Figure data in JSON:
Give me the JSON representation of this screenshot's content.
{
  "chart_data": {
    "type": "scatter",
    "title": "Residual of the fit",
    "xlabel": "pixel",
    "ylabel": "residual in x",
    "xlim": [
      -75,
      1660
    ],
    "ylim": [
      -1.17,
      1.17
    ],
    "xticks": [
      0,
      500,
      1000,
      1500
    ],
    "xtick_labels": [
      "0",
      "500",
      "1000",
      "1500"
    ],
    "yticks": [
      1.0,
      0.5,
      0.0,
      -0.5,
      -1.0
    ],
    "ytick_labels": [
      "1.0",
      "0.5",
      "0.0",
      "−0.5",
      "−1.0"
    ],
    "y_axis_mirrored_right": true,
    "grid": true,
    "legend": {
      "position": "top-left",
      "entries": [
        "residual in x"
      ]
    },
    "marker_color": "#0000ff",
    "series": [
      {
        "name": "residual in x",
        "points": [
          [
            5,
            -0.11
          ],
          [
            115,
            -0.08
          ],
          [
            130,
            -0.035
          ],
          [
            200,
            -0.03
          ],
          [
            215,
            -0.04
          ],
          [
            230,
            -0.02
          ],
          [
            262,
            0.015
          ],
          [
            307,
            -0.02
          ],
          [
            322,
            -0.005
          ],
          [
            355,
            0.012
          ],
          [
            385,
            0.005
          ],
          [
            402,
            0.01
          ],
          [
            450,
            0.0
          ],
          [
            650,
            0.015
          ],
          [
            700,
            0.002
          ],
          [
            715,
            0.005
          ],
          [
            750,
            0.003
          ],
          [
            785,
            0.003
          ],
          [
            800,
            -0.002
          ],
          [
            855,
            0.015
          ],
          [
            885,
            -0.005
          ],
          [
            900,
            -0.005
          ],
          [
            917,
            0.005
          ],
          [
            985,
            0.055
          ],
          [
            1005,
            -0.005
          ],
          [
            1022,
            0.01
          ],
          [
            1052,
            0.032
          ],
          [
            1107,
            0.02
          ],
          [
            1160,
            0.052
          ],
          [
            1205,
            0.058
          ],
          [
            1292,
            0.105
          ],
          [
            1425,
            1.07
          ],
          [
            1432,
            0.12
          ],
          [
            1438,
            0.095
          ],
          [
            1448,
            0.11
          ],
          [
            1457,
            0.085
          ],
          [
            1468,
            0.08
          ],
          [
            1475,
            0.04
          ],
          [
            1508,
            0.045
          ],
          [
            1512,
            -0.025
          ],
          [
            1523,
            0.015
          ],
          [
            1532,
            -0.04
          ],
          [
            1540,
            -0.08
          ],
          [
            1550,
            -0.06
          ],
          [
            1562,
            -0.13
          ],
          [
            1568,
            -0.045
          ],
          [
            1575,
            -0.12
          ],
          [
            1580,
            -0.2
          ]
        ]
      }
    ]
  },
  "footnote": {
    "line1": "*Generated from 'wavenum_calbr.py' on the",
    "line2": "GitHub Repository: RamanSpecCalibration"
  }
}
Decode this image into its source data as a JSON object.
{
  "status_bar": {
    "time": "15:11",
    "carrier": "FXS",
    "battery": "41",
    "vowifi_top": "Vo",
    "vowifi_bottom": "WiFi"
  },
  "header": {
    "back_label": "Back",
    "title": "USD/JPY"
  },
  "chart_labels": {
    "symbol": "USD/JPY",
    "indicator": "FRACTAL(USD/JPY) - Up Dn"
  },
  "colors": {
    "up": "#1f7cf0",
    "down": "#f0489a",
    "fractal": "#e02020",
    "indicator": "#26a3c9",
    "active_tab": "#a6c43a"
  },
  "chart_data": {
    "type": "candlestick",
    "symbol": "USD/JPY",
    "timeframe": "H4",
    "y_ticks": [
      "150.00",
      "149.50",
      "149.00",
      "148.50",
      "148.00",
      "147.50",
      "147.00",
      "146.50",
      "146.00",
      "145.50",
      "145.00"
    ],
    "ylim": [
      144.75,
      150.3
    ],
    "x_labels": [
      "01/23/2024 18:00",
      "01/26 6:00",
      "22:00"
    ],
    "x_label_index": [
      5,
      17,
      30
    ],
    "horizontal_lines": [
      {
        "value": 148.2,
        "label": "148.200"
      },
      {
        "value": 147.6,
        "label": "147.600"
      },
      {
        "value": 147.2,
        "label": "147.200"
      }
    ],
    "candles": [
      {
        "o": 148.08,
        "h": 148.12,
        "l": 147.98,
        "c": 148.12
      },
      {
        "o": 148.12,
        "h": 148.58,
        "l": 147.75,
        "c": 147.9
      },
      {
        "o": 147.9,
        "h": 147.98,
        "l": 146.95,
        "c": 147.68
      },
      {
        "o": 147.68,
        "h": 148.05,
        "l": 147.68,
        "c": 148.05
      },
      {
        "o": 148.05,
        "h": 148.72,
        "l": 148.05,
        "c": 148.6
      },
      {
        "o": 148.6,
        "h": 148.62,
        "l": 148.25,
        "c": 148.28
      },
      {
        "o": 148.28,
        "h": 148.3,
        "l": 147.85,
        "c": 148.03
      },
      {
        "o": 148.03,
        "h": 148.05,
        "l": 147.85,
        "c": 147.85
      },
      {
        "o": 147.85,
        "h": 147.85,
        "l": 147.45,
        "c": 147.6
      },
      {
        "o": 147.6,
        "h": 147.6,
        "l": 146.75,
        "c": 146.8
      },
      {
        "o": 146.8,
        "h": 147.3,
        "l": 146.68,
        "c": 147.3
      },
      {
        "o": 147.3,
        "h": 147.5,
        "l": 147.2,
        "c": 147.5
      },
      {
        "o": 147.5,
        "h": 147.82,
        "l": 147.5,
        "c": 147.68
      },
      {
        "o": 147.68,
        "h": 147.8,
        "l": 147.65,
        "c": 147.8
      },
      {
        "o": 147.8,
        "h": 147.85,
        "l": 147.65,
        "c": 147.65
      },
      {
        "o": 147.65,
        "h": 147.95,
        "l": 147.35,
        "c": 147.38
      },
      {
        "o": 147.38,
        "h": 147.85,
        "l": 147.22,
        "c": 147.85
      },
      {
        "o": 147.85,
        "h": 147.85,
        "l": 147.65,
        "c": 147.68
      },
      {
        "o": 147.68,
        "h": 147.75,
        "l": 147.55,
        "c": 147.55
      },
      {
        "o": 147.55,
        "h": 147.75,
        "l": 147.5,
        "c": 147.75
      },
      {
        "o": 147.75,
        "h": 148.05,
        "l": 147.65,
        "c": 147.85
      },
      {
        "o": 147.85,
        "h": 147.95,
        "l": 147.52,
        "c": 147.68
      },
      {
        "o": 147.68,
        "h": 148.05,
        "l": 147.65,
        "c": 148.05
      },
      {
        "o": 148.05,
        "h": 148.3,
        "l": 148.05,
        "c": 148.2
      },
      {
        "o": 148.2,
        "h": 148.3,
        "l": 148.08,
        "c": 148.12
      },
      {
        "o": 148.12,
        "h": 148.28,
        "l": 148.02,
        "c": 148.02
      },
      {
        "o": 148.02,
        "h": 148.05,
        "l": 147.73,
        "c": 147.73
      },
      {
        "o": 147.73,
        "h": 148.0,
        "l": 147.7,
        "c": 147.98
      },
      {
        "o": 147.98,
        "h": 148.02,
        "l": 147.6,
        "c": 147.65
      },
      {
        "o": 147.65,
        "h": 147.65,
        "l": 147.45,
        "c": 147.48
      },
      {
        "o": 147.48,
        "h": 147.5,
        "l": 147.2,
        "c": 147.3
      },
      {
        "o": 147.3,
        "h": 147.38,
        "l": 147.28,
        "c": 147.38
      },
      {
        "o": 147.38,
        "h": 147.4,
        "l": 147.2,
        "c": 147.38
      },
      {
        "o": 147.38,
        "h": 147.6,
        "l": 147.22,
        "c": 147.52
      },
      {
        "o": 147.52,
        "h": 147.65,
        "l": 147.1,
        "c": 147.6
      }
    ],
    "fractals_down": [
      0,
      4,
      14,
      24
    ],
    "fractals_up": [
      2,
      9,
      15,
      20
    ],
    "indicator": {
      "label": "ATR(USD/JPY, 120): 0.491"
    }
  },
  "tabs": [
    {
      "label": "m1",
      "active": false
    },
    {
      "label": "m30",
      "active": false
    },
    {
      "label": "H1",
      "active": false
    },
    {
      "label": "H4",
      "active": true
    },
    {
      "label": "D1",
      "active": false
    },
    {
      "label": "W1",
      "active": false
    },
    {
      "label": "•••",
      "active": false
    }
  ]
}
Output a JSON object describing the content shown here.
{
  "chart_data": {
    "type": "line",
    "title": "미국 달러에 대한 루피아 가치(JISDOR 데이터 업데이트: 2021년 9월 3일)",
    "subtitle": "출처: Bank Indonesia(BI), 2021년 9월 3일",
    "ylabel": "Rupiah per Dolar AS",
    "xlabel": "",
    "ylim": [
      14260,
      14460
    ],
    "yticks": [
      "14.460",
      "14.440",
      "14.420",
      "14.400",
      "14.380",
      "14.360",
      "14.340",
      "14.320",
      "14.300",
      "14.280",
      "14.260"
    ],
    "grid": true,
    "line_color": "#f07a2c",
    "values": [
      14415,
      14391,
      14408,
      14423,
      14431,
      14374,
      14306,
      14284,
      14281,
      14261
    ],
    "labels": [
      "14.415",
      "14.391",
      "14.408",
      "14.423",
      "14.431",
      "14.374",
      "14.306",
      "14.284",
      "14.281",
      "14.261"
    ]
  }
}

*Task to complete*
State how many lines of the listing include "true", and nothing more.

*Result*
4